- _Task material_:
━━━━━━
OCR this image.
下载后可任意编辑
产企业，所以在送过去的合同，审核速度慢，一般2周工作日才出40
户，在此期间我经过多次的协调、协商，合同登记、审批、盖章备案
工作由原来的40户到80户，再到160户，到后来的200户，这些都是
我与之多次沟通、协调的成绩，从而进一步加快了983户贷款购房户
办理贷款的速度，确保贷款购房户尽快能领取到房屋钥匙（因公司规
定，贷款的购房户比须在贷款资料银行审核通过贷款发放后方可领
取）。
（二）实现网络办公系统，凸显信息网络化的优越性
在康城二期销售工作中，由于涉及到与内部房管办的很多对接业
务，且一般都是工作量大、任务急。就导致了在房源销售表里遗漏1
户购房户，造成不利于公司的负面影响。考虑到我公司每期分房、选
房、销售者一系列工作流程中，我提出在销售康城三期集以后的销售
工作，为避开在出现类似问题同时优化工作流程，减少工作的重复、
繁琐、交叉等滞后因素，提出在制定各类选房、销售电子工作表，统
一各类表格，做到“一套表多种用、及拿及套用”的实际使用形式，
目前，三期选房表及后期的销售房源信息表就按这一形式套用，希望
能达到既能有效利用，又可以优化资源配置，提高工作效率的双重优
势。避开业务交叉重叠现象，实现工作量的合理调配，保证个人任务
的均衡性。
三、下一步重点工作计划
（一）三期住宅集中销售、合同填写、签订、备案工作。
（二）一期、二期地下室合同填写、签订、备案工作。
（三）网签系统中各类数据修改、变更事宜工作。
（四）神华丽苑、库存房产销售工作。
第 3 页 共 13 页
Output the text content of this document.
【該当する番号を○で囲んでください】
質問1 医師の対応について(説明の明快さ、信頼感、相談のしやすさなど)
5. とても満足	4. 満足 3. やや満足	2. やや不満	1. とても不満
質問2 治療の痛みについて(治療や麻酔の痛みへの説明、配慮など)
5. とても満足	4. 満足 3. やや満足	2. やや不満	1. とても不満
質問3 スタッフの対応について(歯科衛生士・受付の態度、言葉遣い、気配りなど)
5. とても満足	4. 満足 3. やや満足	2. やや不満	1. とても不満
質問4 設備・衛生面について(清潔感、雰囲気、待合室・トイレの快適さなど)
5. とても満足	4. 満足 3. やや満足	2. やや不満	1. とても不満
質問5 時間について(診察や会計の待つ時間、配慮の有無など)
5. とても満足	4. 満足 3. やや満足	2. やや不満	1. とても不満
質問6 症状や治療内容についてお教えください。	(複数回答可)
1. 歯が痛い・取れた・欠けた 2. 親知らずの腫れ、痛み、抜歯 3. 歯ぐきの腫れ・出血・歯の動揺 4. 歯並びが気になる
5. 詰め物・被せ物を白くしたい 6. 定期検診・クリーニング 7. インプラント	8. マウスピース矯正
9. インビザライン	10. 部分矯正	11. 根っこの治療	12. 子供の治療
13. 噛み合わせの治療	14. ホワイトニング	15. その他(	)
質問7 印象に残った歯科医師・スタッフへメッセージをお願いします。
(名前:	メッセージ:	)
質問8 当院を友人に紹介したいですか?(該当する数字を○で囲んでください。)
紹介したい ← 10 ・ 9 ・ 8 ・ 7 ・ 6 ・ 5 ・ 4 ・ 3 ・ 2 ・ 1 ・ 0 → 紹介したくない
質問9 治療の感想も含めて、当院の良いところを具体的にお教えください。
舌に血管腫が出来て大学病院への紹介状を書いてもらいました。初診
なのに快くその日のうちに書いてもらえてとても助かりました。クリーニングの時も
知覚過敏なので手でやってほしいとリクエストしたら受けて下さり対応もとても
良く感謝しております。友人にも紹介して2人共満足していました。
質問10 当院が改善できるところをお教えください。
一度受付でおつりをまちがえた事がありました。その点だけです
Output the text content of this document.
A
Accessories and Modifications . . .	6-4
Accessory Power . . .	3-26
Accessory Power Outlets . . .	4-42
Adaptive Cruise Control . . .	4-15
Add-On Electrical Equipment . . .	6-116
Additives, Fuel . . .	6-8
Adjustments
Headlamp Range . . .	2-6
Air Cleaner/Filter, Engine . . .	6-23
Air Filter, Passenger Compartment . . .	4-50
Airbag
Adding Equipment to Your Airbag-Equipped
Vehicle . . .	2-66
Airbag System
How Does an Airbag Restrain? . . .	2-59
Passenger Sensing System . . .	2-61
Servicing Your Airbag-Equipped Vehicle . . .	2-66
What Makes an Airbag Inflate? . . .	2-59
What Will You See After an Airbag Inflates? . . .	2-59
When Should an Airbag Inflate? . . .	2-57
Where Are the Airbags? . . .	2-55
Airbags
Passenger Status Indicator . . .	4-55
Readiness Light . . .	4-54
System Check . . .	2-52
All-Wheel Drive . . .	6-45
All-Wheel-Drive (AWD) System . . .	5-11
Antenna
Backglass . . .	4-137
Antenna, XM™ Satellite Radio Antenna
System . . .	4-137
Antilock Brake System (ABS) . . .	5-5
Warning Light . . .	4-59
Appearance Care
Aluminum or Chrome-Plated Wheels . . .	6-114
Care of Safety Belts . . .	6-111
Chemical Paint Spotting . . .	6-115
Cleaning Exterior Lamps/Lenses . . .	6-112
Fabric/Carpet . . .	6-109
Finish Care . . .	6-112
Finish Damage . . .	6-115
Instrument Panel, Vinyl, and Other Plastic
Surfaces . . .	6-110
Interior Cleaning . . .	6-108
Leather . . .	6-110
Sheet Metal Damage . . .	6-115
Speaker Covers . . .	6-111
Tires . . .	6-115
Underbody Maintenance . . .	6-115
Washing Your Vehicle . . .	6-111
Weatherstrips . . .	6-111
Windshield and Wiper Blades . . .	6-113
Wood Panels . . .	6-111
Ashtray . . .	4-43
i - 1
━━━━━━
- _Directions_: Take every line containing the word "What" and copy it.

- _Output below_:
What Makes an Airbag Inflate? . . .	2-59
What Will You See After an Airbag Inflates? . . .	2-59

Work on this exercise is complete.